Written request:
Check each line of the material below, and copy it if it holds the string "this".

Extracted entries:
———

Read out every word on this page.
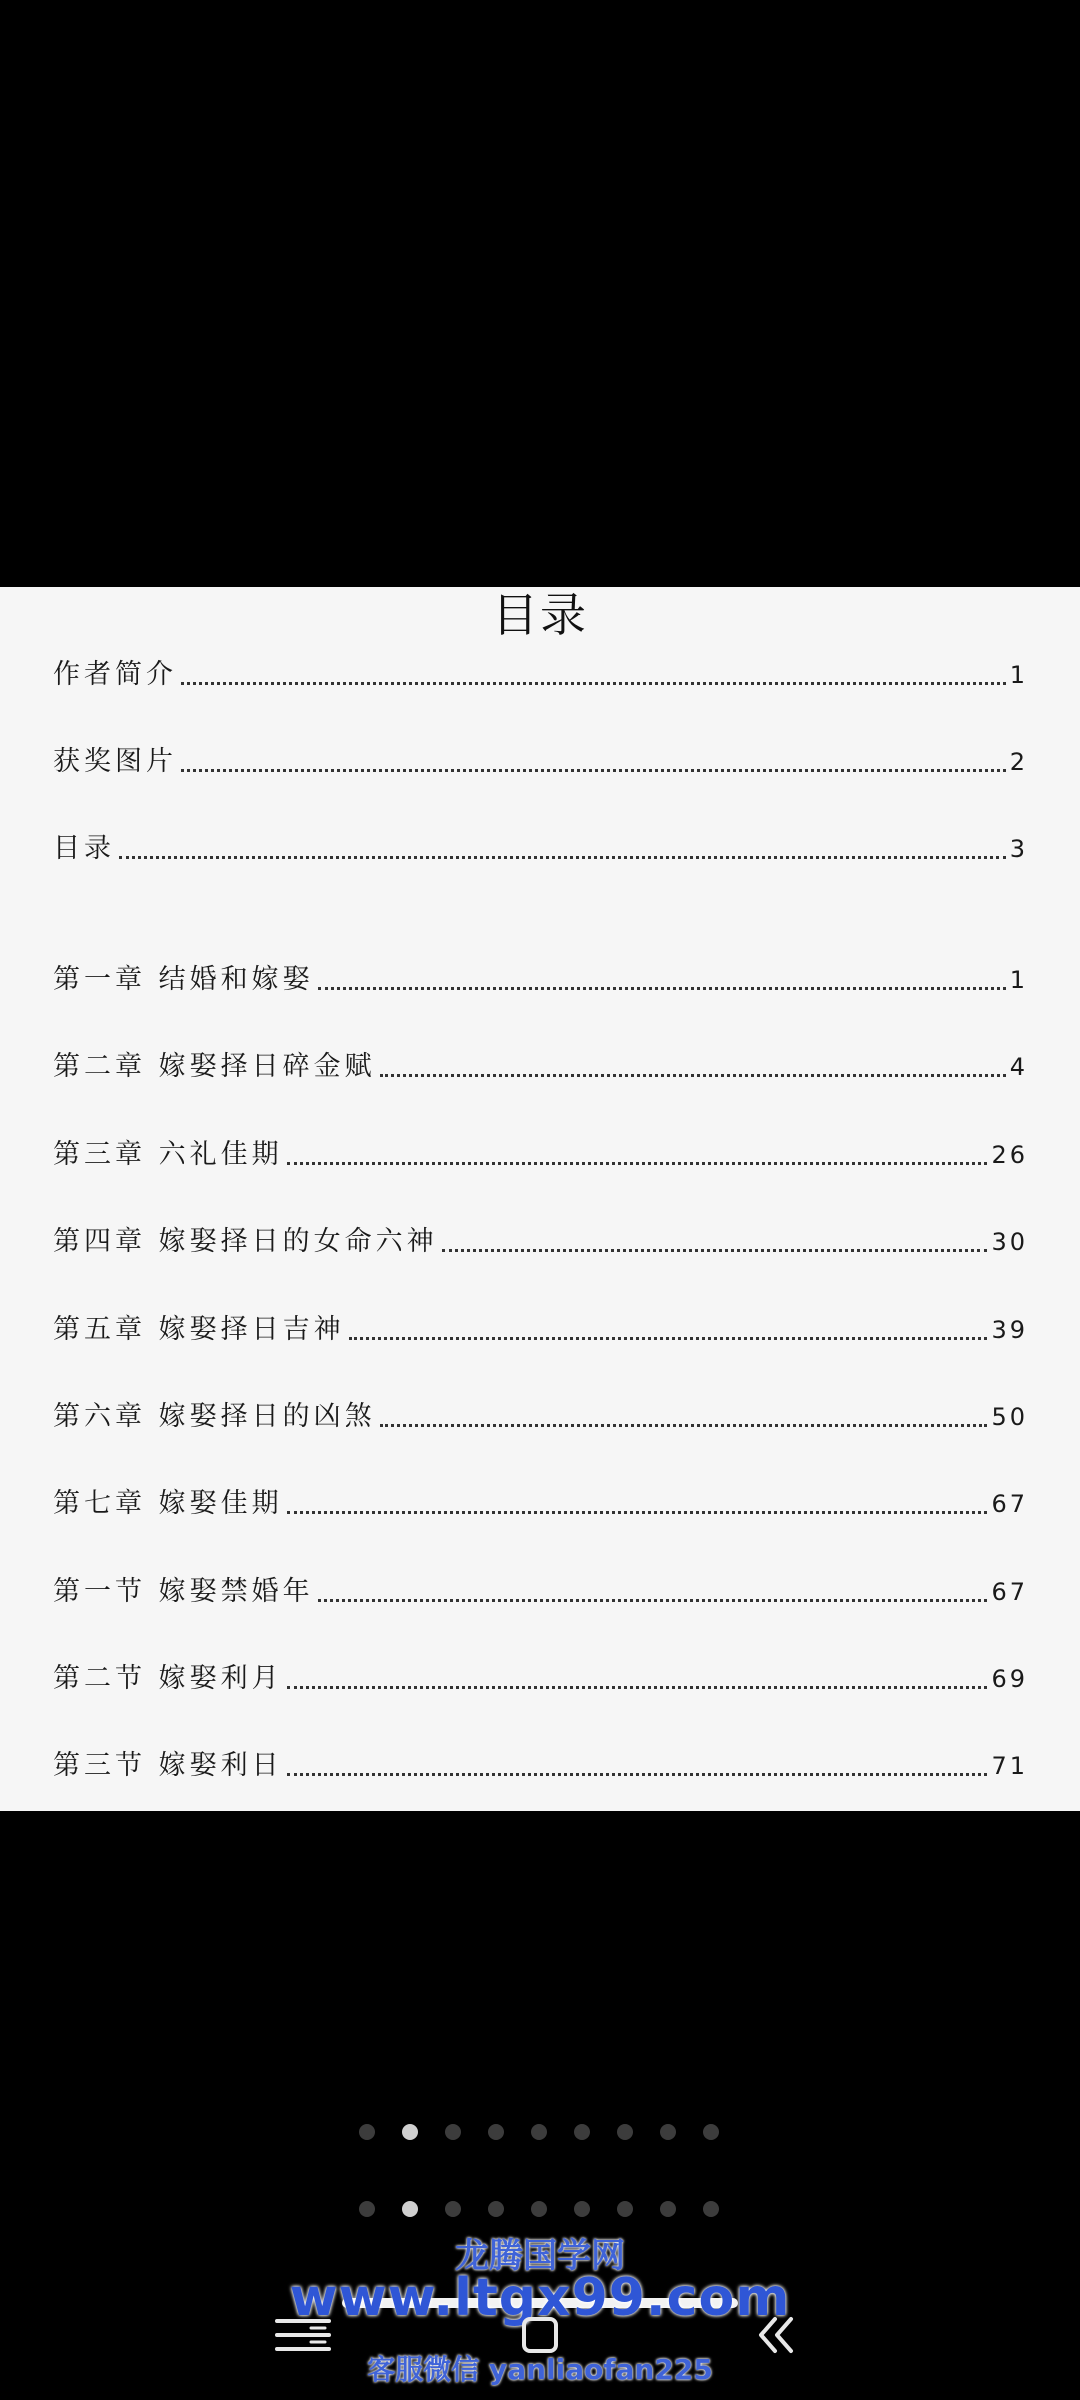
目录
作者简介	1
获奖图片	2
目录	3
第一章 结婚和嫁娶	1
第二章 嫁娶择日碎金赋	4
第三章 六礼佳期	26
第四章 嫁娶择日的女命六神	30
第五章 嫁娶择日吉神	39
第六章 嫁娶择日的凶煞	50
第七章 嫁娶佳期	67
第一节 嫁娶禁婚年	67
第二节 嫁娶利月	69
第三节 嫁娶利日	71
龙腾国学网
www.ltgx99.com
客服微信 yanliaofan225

———

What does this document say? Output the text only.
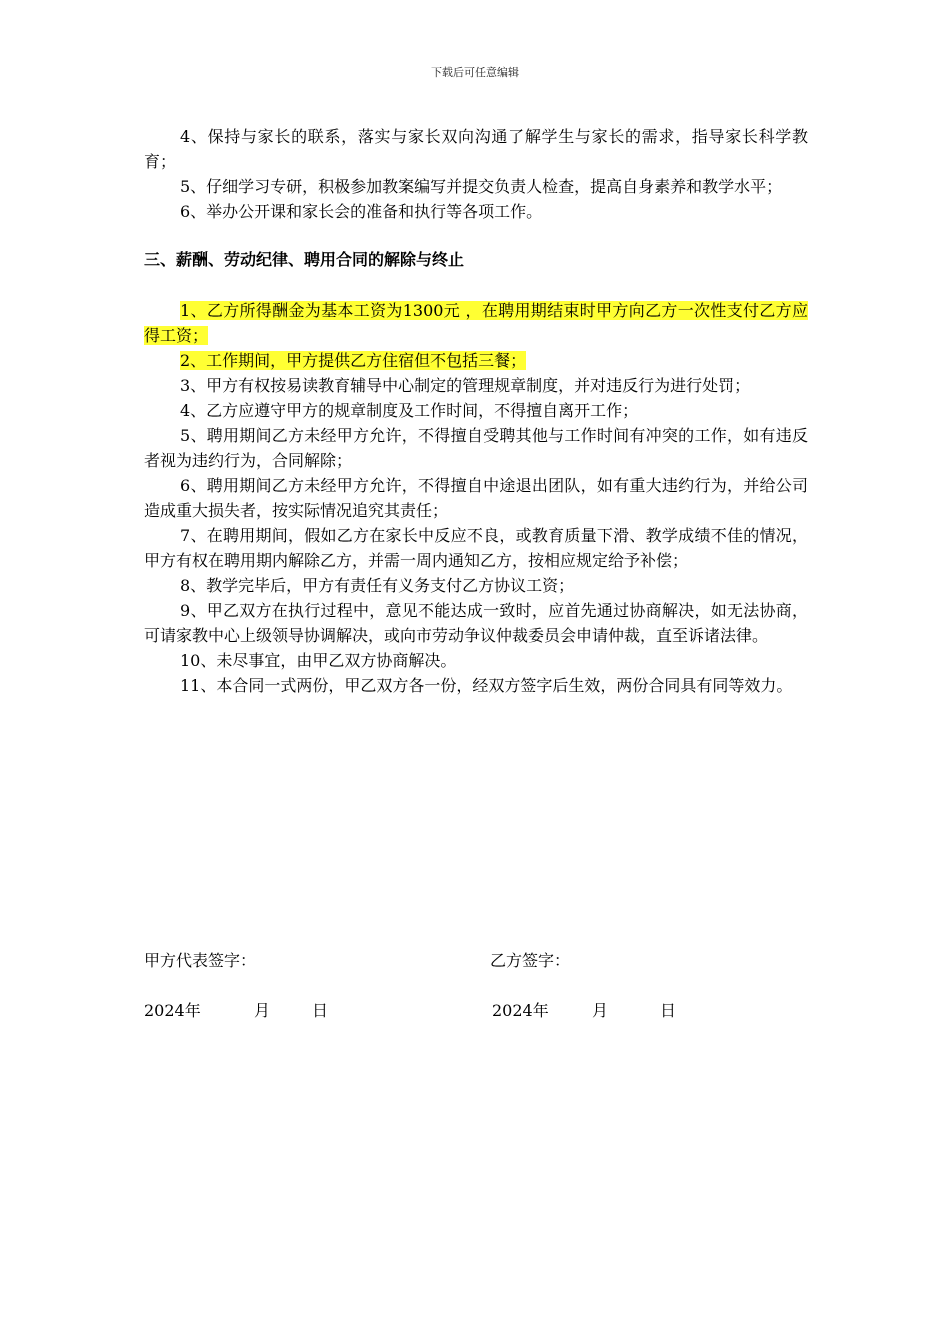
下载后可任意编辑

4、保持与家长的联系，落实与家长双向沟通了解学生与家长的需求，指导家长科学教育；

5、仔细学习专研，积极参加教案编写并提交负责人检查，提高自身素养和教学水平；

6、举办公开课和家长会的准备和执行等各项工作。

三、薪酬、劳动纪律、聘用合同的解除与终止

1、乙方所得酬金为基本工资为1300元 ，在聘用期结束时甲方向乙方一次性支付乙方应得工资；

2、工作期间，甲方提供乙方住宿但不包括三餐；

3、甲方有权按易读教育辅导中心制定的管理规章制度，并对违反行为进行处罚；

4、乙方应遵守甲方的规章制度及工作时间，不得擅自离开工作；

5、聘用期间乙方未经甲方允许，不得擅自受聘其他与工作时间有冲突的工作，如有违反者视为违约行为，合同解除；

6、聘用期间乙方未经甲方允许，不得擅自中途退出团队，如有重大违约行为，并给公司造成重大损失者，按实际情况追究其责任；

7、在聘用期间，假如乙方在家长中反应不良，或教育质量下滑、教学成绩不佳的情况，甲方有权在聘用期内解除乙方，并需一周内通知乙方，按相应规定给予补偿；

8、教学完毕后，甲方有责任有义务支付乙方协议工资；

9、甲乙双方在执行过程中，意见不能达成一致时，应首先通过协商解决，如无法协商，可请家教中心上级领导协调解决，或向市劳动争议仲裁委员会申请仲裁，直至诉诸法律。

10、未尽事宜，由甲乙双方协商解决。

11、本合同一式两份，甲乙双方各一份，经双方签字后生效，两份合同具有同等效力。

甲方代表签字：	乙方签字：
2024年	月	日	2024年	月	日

———

Output:
Read out every word on this page.
What does this document say? Output the text only.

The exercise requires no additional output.